_INPUT DATA_

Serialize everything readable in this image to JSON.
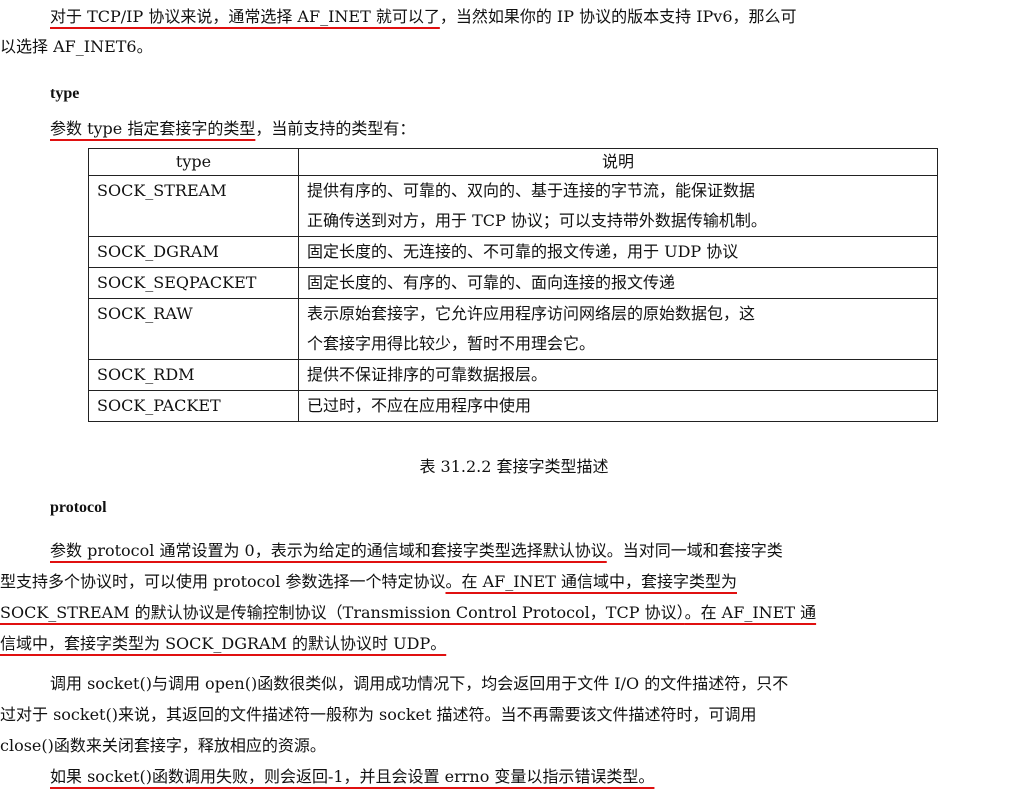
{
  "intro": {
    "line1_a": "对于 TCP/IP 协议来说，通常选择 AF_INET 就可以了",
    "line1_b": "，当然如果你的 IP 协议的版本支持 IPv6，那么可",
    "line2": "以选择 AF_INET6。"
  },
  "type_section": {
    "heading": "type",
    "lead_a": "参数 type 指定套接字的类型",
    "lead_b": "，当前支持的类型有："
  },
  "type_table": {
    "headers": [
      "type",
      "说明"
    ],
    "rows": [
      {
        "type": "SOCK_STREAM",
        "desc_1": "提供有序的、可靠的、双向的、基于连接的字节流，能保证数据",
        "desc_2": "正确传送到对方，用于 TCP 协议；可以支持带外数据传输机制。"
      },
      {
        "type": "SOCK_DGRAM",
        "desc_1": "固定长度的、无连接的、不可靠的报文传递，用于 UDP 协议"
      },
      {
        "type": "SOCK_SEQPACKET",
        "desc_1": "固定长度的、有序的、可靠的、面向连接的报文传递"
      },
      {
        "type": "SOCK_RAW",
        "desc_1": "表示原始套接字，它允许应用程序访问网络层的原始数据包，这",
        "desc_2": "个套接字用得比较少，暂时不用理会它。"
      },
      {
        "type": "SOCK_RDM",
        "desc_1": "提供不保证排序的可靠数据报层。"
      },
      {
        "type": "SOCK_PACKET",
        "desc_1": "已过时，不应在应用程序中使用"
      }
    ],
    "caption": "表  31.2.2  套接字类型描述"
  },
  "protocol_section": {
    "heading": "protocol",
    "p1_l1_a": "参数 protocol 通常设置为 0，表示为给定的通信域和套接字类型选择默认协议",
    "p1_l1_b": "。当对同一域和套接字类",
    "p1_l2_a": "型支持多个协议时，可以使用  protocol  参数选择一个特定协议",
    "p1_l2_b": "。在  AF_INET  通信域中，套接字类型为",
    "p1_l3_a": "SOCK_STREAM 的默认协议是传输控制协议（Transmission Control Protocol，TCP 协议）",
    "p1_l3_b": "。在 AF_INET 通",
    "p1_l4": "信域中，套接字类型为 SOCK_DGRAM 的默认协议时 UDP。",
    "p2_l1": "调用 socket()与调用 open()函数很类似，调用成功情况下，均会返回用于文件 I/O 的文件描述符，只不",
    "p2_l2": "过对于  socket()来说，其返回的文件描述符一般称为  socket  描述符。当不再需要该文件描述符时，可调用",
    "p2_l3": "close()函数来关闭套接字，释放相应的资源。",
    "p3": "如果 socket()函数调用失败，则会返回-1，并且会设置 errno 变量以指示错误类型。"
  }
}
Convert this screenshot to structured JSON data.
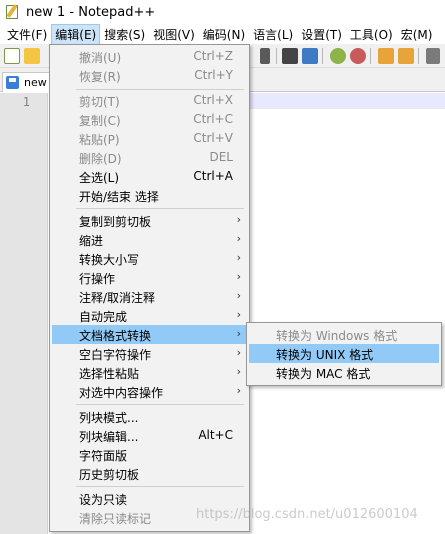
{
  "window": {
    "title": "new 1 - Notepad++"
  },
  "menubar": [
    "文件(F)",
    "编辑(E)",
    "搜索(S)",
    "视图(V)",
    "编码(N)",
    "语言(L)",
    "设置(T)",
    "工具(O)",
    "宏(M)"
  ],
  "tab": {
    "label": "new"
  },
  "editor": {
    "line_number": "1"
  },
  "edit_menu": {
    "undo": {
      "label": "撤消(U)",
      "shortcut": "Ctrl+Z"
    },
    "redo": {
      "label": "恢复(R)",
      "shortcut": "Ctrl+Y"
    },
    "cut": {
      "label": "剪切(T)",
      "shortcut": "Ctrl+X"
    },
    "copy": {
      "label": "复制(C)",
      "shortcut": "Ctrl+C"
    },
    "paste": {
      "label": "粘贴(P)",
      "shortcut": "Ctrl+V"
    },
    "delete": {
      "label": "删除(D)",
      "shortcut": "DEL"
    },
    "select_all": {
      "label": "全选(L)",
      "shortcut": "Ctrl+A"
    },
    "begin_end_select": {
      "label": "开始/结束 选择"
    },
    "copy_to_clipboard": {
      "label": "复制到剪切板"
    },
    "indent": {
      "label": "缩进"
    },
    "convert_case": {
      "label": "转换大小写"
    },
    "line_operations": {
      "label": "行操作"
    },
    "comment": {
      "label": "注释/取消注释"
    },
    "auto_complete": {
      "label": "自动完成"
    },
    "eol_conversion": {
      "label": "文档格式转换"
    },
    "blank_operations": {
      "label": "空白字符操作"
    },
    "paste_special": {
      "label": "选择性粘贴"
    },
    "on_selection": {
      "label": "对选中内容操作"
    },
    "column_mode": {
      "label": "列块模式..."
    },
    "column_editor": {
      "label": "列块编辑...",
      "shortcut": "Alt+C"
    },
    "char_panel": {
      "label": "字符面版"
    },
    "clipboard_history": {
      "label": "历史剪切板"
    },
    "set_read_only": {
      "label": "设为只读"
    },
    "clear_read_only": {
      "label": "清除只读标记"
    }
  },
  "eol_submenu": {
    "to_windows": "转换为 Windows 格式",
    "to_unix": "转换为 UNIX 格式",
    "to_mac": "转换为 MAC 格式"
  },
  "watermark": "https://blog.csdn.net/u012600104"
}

_TO BE DONE_
Exactly reproduce each record, leaving out any pictures.

_EXERCISE RESULT_
Serialize everything readable in this image to JSON.
{
  "intro": {
    "line1_a": "对于 TCP/IP 协议来说，通常选择 AF_INET 就可以了",
    "line1_b": "，当然如果你的 IP 协议的版本支持 IPv6，那么可",
    "line2": "以选择 AF_INET6。"
  },
  "type_section": {
    "heading": "type",
    "lead_a": "参数 type 指定套接字的类型",
    "lead_b": "，当前支持的类型有："
  },
  "type_table": {
    "headers": [
      "type",
      "说明"
    ],
    "rows": [
      {
        "type": "SOCK_STREAM",
        "desc_1": "提供有序的、可靠的、双向的、基于连接的字节流，能保证数据",
        "desc_2": "正确传送到对方，用于 TCP 协议；可以支持带外数据传输机制。"
      },
      {
        "type": "SOCK_DGRAM",
        "desc_1": "固定长度的、无连接的、不可靠的报文传递，用于 UDP 协议"
      },
      {
        "type": "SOCK_SEQPACKET",
        "desc_1": "固定长度的、有序的、可靠的、面向连接的报文传递"
      },
      {
        "type": "SOCK_RAW",
        "desc_1": "表示原始套接字，它允许应用程序访问网络层的原始数据包，这",
        "desc_2": "个套接字用得比较少，暂时不用理会它。"
      },
      {
        "type": "SOCK_RDM",
        "desc_1": "提供不保证排序的可靠数据报层。"
      },
      {
        "type": "SOCK_PACKET",
        "desc_1": "已过时，不应在应用程序中使用"
      }
    ],
    "caption": "表  31.2.2  套接字类型描述"
  },
  "protocol_section": {
    "heading": "protocol",
    "p1_l1_a": "参数 protocol 通常设置为 0，表示为给定的通信域和套接字类型选择默认协议",
    "p1_l1_b": "。当对同一域和套接字类",
    "p1_l2_a": "型支持多个协议时，可以使用  protocol  参数选择一个特定协议",
    "p1_l2_b": "。在  AF_INET  通信域中，套接字类型为",
    "p1_l3_a": "SOCK_STREAM 的默认协议是传输控制协议（Transmission Control Protocol，TCP 协议）",
    "p1_l3_b": "。在 AF_INET 通",
    "p1_l4": "信域中，套接字类型为 SOCK_DGRAM 的默认协议时 UDP。",
    "p2_l1": "调用 socket()与调用 open()函数很类似，调用成功情况下，均会返回用于文件 I/O 的文件描述符，只不",
    "p2_l2": "过对于  socket()来说，其返回的文件描述符一般称为  socket  描述符。当不再需要该文件描述符时，可调用",
    "p2_l3": "close()函数来关闭套接字，释放相应的资源。",
    "p3": "如果 socket()函数调用失败，则会返回-1，并且会设置 errno 变量以指示错误类型。"
  }
}
Convert this screenshot to structured JSON data.
{
  "window": {
    "title": "new 1 - Notepad++"
  },
  "menubar": [
    "文件(F)",
    "编辑(E)",
    "搜索(S)",
    "视图(V)",
    "编码(N)",
    "语言(L)",
    "设置(T)",
    "工具(O)",
    "宏(M)"
  ],
  "tab": {
    "label": "new"
  },
  "editor": {
    "line_number": "1"
  },
  "edit_menu": {
    "undo": {
      "label": "撤消(U)",
      "shortcut": "Ctrl+Z"
    },
    "redo": {
      "label": "恢复(R)",
      "shortcut": "Ctrl+Y"
    },
    "cut": {
      "label": "剪切(T)",
      "shortcut": "Ctrl+X"
    },
    "copy": {
      "label": "复制(C)",
      "shortcut": "Ctrl+C"
    },
    "paste": {
      "label": "粘贴(P)",
      "shortcut": "Ctrl+V"
    },
    "delete": {
      "label": "删除(D)",
      "shortcut": "DEL"
    },
    "select_all": {
      "label": "全选(L)",
      "shortcut": "Ctrl+A"
    },
    "begin_end_select": {
      "label": "开始/结束 选择"
    },
    "copy_to_clipboard": {
      "label": "复制到剪切板"
    },
    "indent": {
      "label": "缩进"
    },
    "convert_case": {
      "label": "转换大小写"
    },
    "line_operations": {
      "label": "行操作"
    },
    "comment": {
      "label": "注释/取消注释"
    },
    "auto_complete": {
      "label": "自动完成"
    },
    "eol_conversion": {
      "label": "文档格式转换"
    },
    "blank_operations": {
      "label": "空白字符操作"
    },
    "paste_special": {
      "label": "选择性粘贴"
    },
    "on_selection": {
      "label": "对选中内容操作"
    },
    "column_mode": {
      "label": "列块模式..."
    },
    "column_editor": {
      "label": "列块编辑...",
      "shortcut": "Alt+C"
    },
    "char_panel": {
      "label": "字符面版"
    },
    "clipboard_history": {
      "label": "历史剪切板"
    },
    "set_read_only": {
      "label": "设为只读"
    },
    "clear_read_only": {
      "label": "清除只读标记"
    }
  },
  "eol_submenu": {
    "to_windows": "转换为 Windows 格式",
    "to_unix": "转换为 UNIX 格式",
    "to_mac": "转换为 MAC 格式"
  },
  "watermark": "https://blog.csdn.net/u012600104"
}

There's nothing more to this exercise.